## Exercise objective
Copy out each line of the data that holds the word "this".

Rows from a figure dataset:
-----

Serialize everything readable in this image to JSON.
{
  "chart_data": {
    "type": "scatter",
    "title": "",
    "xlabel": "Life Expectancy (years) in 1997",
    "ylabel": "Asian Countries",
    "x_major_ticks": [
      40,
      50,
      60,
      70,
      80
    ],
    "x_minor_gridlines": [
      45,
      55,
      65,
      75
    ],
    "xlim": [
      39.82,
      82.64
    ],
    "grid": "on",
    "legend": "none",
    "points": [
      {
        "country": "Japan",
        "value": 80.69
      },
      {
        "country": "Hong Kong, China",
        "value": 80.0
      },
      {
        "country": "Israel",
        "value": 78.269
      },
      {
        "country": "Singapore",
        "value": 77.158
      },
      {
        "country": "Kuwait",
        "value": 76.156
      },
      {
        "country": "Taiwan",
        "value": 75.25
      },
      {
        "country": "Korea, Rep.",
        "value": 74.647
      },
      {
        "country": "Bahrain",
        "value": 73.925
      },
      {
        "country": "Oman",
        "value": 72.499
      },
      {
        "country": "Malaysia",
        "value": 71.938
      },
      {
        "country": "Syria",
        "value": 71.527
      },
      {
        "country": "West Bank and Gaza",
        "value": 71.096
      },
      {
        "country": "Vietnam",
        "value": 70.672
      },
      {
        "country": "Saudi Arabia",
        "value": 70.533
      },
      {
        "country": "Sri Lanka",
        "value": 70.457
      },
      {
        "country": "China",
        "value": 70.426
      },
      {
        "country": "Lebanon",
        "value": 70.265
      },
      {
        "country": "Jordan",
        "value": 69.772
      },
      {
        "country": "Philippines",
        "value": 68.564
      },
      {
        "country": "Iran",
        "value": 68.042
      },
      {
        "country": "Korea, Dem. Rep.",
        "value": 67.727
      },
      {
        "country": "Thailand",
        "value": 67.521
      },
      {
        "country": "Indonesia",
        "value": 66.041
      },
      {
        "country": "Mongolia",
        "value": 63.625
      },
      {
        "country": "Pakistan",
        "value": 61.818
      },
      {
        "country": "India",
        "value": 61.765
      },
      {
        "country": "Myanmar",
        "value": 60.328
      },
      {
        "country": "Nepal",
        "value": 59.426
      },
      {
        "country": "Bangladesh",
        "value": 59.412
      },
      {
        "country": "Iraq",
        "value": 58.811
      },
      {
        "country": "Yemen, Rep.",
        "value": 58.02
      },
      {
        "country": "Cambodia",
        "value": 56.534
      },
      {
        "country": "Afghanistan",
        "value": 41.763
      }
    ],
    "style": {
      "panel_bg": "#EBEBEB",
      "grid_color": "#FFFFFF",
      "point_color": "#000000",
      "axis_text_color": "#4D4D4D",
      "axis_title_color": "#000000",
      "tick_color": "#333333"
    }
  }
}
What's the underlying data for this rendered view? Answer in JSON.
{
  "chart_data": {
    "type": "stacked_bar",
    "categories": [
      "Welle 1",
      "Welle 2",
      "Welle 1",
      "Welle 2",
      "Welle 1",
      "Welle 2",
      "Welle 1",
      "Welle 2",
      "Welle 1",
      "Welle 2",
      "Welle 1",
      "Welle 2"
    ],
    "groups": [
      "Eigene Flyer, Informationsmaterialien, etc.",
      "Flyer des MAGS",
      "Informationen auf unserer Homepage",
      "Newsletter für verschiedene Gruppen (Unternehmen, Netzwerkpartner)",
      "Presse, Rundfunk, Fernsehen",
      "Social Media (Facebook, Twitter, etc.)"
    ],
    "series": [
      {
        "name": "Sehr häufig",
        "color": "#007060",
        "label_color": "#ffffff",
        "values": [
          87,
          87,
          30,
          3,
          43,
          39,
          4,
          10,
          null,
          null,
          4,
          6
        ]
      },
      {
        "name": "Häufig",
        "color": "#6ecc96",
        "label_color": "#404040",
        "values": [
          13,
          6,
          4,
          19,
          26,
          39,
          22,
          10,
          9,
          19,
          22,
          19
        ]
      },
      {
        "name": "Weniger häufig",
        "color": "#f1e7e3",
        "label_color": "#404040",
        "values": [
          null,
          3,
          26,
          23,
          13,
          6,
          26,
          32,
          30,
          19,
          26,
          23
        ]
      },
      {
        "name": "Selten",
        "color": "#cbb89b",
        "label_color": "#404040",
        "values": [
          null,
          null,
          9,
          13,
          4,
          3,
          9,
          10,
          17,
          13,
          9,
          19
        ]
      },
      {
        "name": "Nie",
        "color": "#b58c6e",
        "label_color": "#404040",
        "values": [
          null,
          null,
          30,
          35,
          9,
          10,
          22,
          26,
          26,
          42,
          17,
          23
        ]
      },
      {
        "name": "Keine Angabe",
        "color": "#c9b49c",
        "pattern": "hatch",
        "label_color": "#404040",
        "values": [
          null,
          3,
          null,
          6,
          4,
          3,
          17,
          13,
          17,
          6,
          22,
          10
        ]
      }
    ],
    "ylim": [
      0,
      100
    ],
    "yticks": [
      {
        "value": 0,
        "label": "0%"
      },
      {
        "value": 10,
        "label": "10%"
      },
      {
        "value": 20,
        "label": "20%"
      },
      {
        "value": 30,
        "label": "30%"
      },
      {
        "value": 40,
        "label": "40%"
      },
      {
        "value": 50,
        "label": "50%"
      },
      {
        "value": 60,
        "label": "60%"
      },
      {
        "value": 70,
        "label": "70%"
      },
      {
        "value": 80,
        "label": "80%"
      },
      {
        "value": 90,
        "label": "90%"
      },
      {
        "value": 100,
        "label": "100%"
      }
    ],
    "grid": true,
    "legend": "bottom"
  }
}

-----

## Final answer
Serialize everything readable in this image to JSON.
What's the underlying data for this rendered view? Answer in JSON.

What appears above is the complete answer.